— Start of Input for this task —
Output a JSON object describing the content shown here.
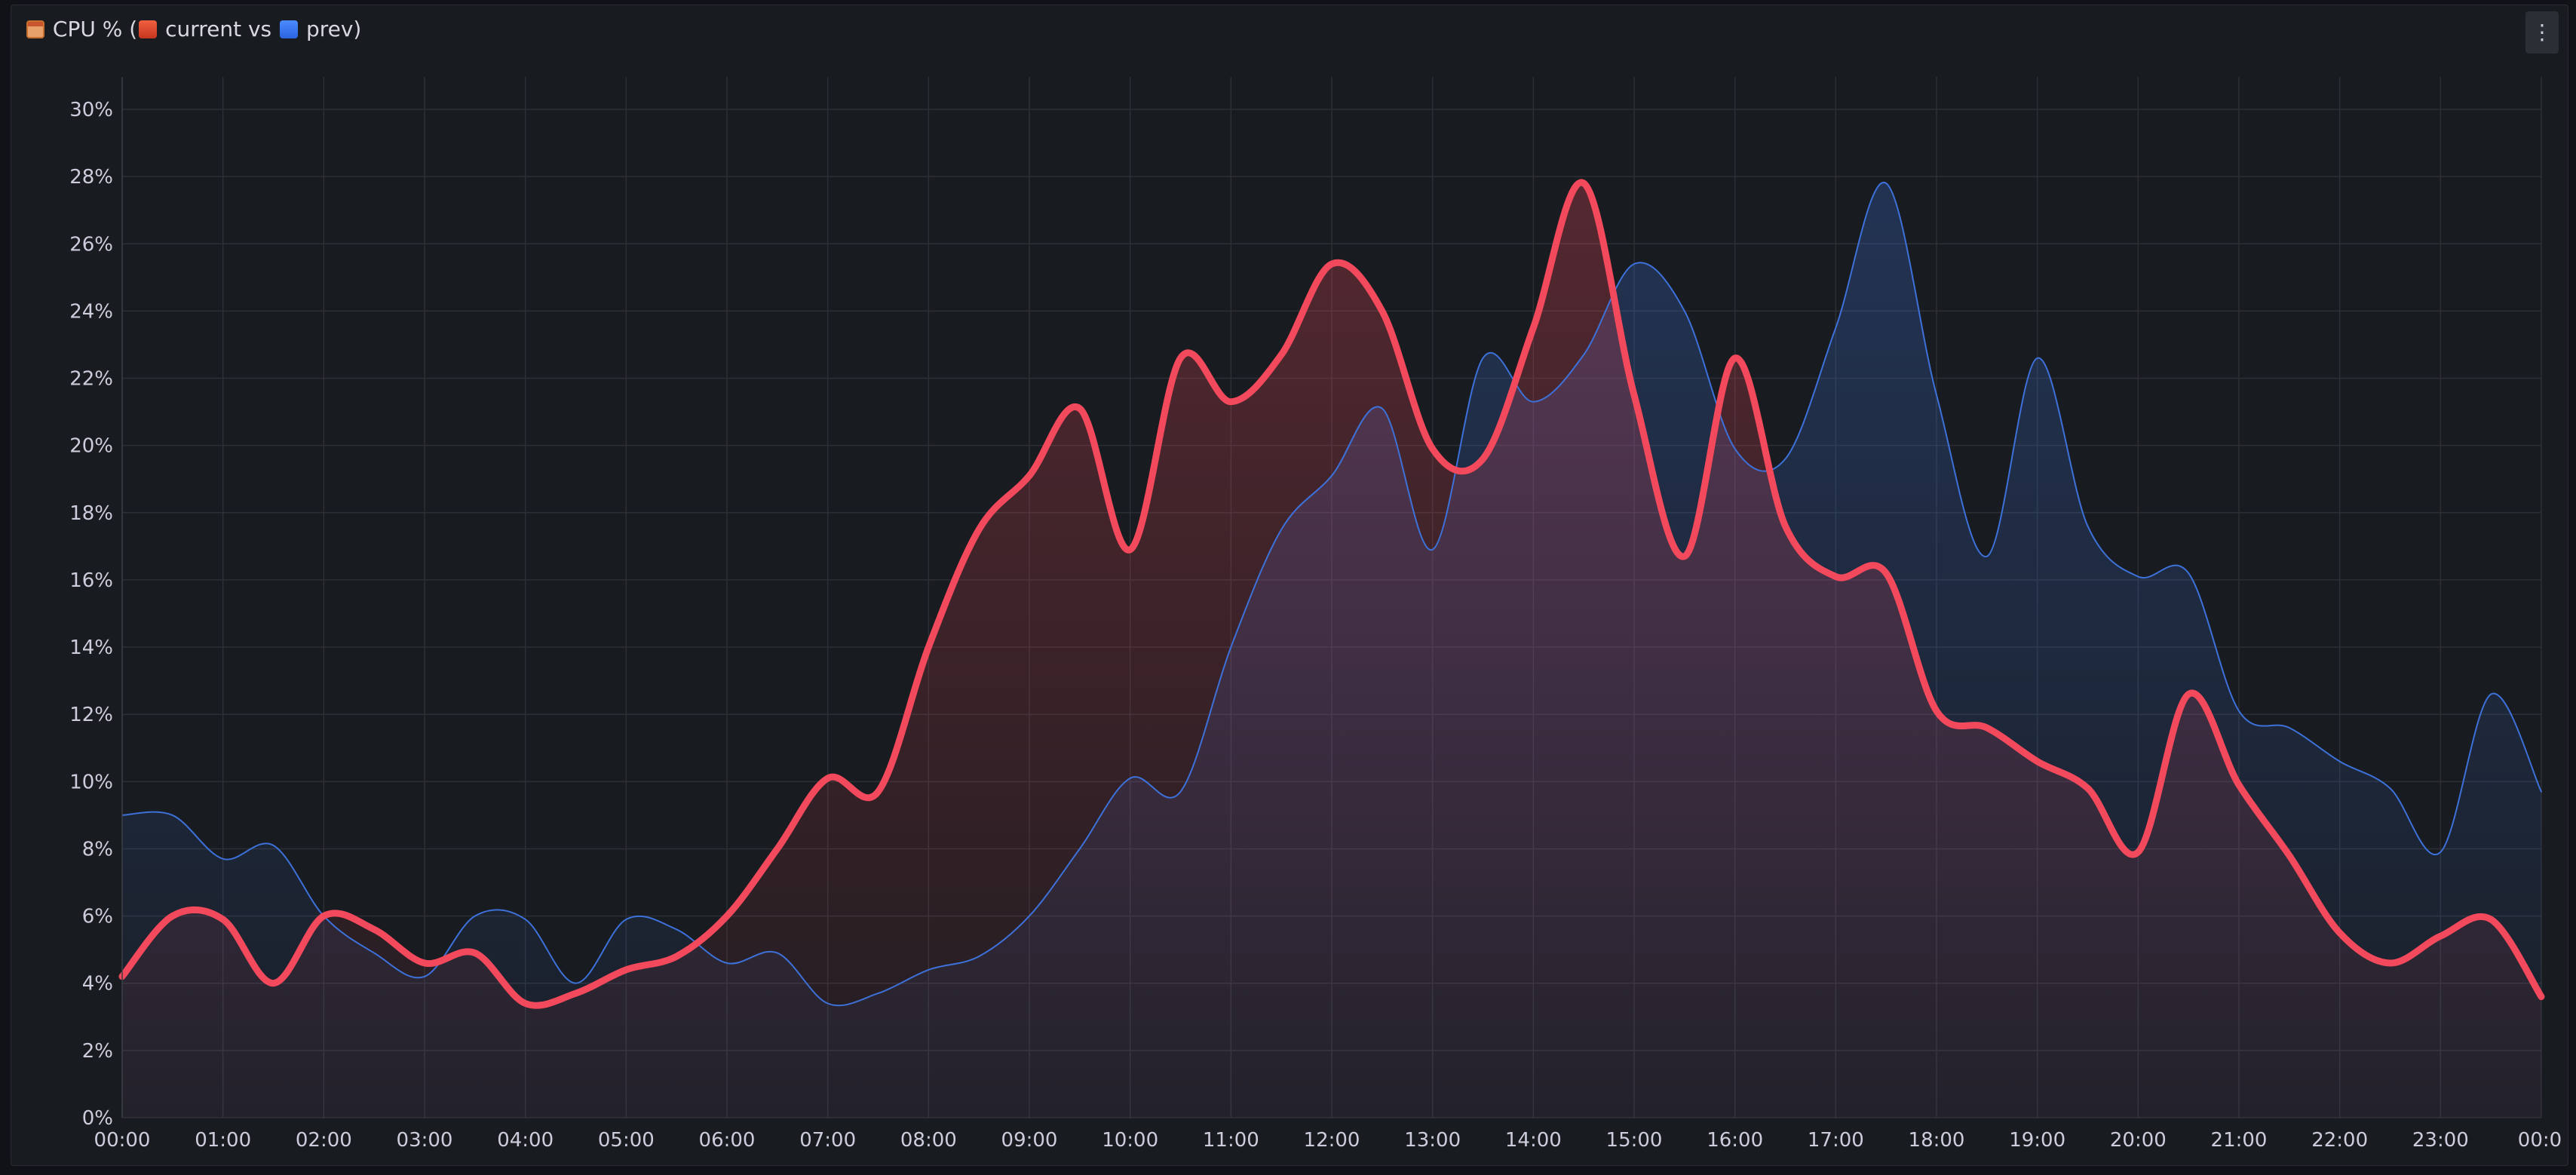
{
  "panel": {
    "title_prefix": "CPU % (",
    "title_current": "current vs",
    "title_prev": "prev)",
    "title_icon": "calendar-icon",
    "menu_icon": "vertical-ellipsis-icon",
    "menu_glyph": "⋮"
  },
  "chart_data": {
    "type": "area",
    "title": "CPU % (current vs prev)",
    "xlabel": "",
    "ylabel": "",
    "ylim": [
      0,
      31
    ],
    "yticks": [
      0,
      2,
      4,
      6,
      8,
      10,
      12,
      14,
      16,
      18,
      20,
      22,
      24,
      26,
      28,
      30
    ],
    "ytick_labels": [
      "0%",
      "2%",
      "4%",
      "6%",
      "8%",
      "10%",
      "12%",
      "14%",
      "16%",
      "18%",
      "20%",
      "22%",
      "24%",
      "26%",
      "28%",
      "30%"
    ],
    "xlim": [
      0,
      24
    ],
    "xticks": [
      0,
      1,
      2,
      3,
      4,
      5,
      6,
      7,
      8,
      9,
      10,
      11,
      12,
      13,
      14,
      15,
      16,
      17,
      18,
      19,
      20,
      21,
      22,
      23,
      24
    ],
    "xtick_labels": [
      "00:00",
      "01:00",
      "02:00",
      "03:00",
      "04:00",
      "05:00",
      "06:00",
      "07:00",
      "08:00",
      "09:00",
      "10:00",
      "11:00",
      "12:00",
      "13:00",
      "14:00",
      "15:00",
      "16:00",
      "17:00",
      "18:00",
      "19:00",
      "20:00",
      "21:00",
      "22:00",
      "23:00",
      "00:0"
    ],
    "grid": true,
    "legend": "none",
    "series": [
      {
        "name": "prev",
        "color": "#3d71d9",
        "x": [
          0,
          0.5,
          1,
          1.5,
          2,
          2.5,
          3,
          3.5,
          4,
          4.5,
          5,
          5.5,
          6,
          6.5,
          7,
          7.5,
          8,
          8.5,
          9,
          9.5,
          10,
          10.5,
          11,
          11.5,
          12,
          12.5,
          13,
          13.5,
          14,
          14.5,
          15,
          15.5,
          16,
          16.5,
          17,
          17.5,
          18,
          18.5,
          19,
          19.5,
          20,
          20.5,
          21,
          21.5,
          22,
          22.5,
          23,
          23.5,
          24
        ],
        "y": [
          9.0,
          9.0,
          7.7,
          8.1,
          6.0,
          4.9,
          4.2,
          6.0,
          5.9,
          4.0,
          5.9,
          5.6,
          4.6,
          4.9,
          3.4,
          3.7,
          4.4,
          4.8,
          6.0,
          8.0,
          10.1,
          9.7,
          14.0,
          17.5,
          19.1,
          21.1,
          16.9,
          22.6,
          21.3,
          22.7,
          25.4,
          24.0,
          19.9,
          19.6,
          23.5,
          27.8,
          21.5,
          16.7,
          22.6,
          17.6,
          16.1,
          16.2,
          12.1,
          11.6,
          10.6,
          9.8,
          7.9,
          12.6,
          9.7
        ]
      },
      {
        "name": "current",
        "color": "#f2495c",
        "x": [
          0,
          0.5,
          1,
          1.5,
          2,
          2.5,
          3,
          3.5,
          4,
          4.5,
          5,
          5.5,
          6,
          6.5,
          7,
          7.5,
          8,
          8.5,
          9,
          9.5,
          10,
          10.5,
          11,
          11.5,
          12,
          12.5,
          13,
          13.5,
          14,
          14.5,
          15,
          15.5,
          16,
          16.5,
          17,
          17.5,
          18,
          18.5,
          19,
          19.5,
          20,
          20.5,
          21,
          21.5,
          22,
          22.5,
          23,
          23.5,
          24
        ],
        "y": [
          4.2,
          6.0,
          5.9,
          4.0,
          6.0,
          5.6,
          4.6,
          4.9,
          3.4,
          3.7,
          4.4,
          4.8,
          6.0,
          8.0,
          10.1,
          9.7,
          14.0,
          17.5,
          19.1,
          21.1,
          16.9,
          22.6,
          21.3,
          22.7,
          25.4,
          24.0,
          19.9,
          19.6,
          23.5,
          27.8,
          21.5,
          16.7,
          22.6,
          17.6,
          16.1,
          16.2,
          12.1,
          11.6,
          10.6,
          9.8,
          7.9,
          12.6,
          9.9,
          7.8,
          5.5,
          4.6,
          5.4,
          5.9,
          3.6
        ]
      }
    ]
  }
}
— End of Input for this task —
▶ Requirements
The records above should be reproduced exactly, with no pictures included.

▶ Solved exercise
Output a JSON object describing the content shown here.
{
  "panel": {
    "title_prefix": "CPU % (",
    "title_current": "current vs",
    "title_prev": "prev)",
    "title_icon": "calendar-icon",
    "menu_icon": "vertical-ellipsis-icon",
    "menu_glyph": "⋮"
  },
  "chart_data": {
    "type": "area",
    "title": "CPU % (current vs prev)",
    "xlabel": "",
    "ylabel": "",
    "ylim": [
      0,
      31
    ],
    "yticks": [
      0,
      2,
      4,
      6,
      8,
      10,
      12,
      14,
      16,
      18,
      20,
      22,
      24,
      26,
      28,
      30
    ],
    "ytick_labels": [
      "0%",
      "2%",
      "4%",
      "6%",
      "8%",
      "10%",
      "12%",
      "14%",
      "16%",
      "18%",
      "20%",
      "22%",
      "24%",
      "26%",
      "28%",
      "30%"
    ],
    "xlim": [
      0,
      24
    ],
    "xticks": [
      0,
      1,
      2,
      3,
      4,
      5,
      6,
      7,
      8,
      9,
      10,
      11,
      12,
      13,
      14,
      15,
      16,
      17,
      18,
      19,
      20,
      21,
      22,
      23,
      24
    ],
    "xtick_labels": [
      "00:00",
      "01:00",
      "02:00",
      "03:00",
      "04:00",
      "05:00",
      "06:00",
      "07:00",
      "08:00",
      "09:00",
      "10:00",
      "11:00",
      "12:00",
      "13:00",
      "14:00",
      "15:00",
      "16:00",
      "17:00",
      "18:00",
      "19:00",
      "20:00",
      "21:00",
      "22:00",
      "23:00",
      "00:0"
    ],
    "grid": true,
    "legend": "none",
    "series": [
      {
        "name": "prev",
        "color": "#3d71d9",
        "x": [
          0,
          0.5,
          1,
          1.5,
          2,
          2.5,
          3,
          3.5,
          4,
          4.5,
          5,
          5.5,
          6,
          6.5,
          7,
          7.5,
          8,
          8.5,
          9,
          9.5,
          10,
          10.5,
          11,
          11.5,
          12,
          12.5,
          13,
          13.5,
          14,
          14.5,
          15,
          15.5,
          16,
          16.5,
          17,
          17.5,
          18,
          18.5,
          19,
          19.5,
          20,
          20.5,
          21,
          21.5,
          22,
          22.5,
          23,
          23.5,
          24
        ],
        "y": [
          9.0,
          9.0,
          7.7,
          8.1,
          6.0,
          4.9,
          4.2,
          6.0,
          5.9,
          4.0,
          5.9,
          5.6,
          4.6,
          4.9,
          3.4,
          3.7,
          4.4,
          4.8,
          6.0,
          8.0,
          10.1,
          9.7,
          14.0,
          17.5,
          19.1,
          21.1,
          16.9,
          22.6,
          21.3,
          22.7,
          25.4,
          24.0,
          19.9,
          19.6,
          23.5,
          27.8,
          21.5,
          16.7,
          22.6,
          17.6,
          16.1,
          16.2,
          12.1,
          11.6,
          10.6,
          9.8,
          7.9,
          12.6,
          9.7
        ]
      },
      {
        "name": "current",
        "color": "#f2495c",
        "x": [
          0,
          0.5,
          1,
          1.5,
          2,
          2.5,
          3,
          3.5,
          4,
          4.5,
          5,
          5.5,
          6,
          6.5,
          7,
          7.5,
          8,
          8.5,
          9,
          9.5,
          10,
          10.5,
          11,
          11.5,
          12,
          12.5,
          13,
          13.5,
          14,
          14.5,
          15,
          15.5,
          16,
          16.5,
          17,
          17.5,
          18,
          18.5,
          19,
          19.5,
          20,
          20.5,
          21,
          21.5,
          22,
          22.5,
          23,
          23.5,
          24
        ],
        "y": [
          4.2,
          6.0,
          5.9,
          4.0,
          6.0,
          5.6,
          4.6,
          4.9,
          3.4,
          3.7,
          4.4,
          4.8,
          6.0,
          8.0,
          10.1,
          9.7,
          14.0,
          17.5,
          19.1,
          21.1,
          16.9,
          22.6,
          21.3,
          22.7,
          25.4,
          24.0,
          19.9,
          19.6,
          23.5,
          27.8,
          21.5,
          16.7,
          22.6,
          17.6,
          16.1,
          16.2,
          12.1,
          11.6,
          10.6,
          9.8,
          7.9,
          12.6,
          9.9,
          7.8,
          5.5,
          4.6,
          5.4,
          5.9,
          3.6
        ]
      }
    ]
  }
}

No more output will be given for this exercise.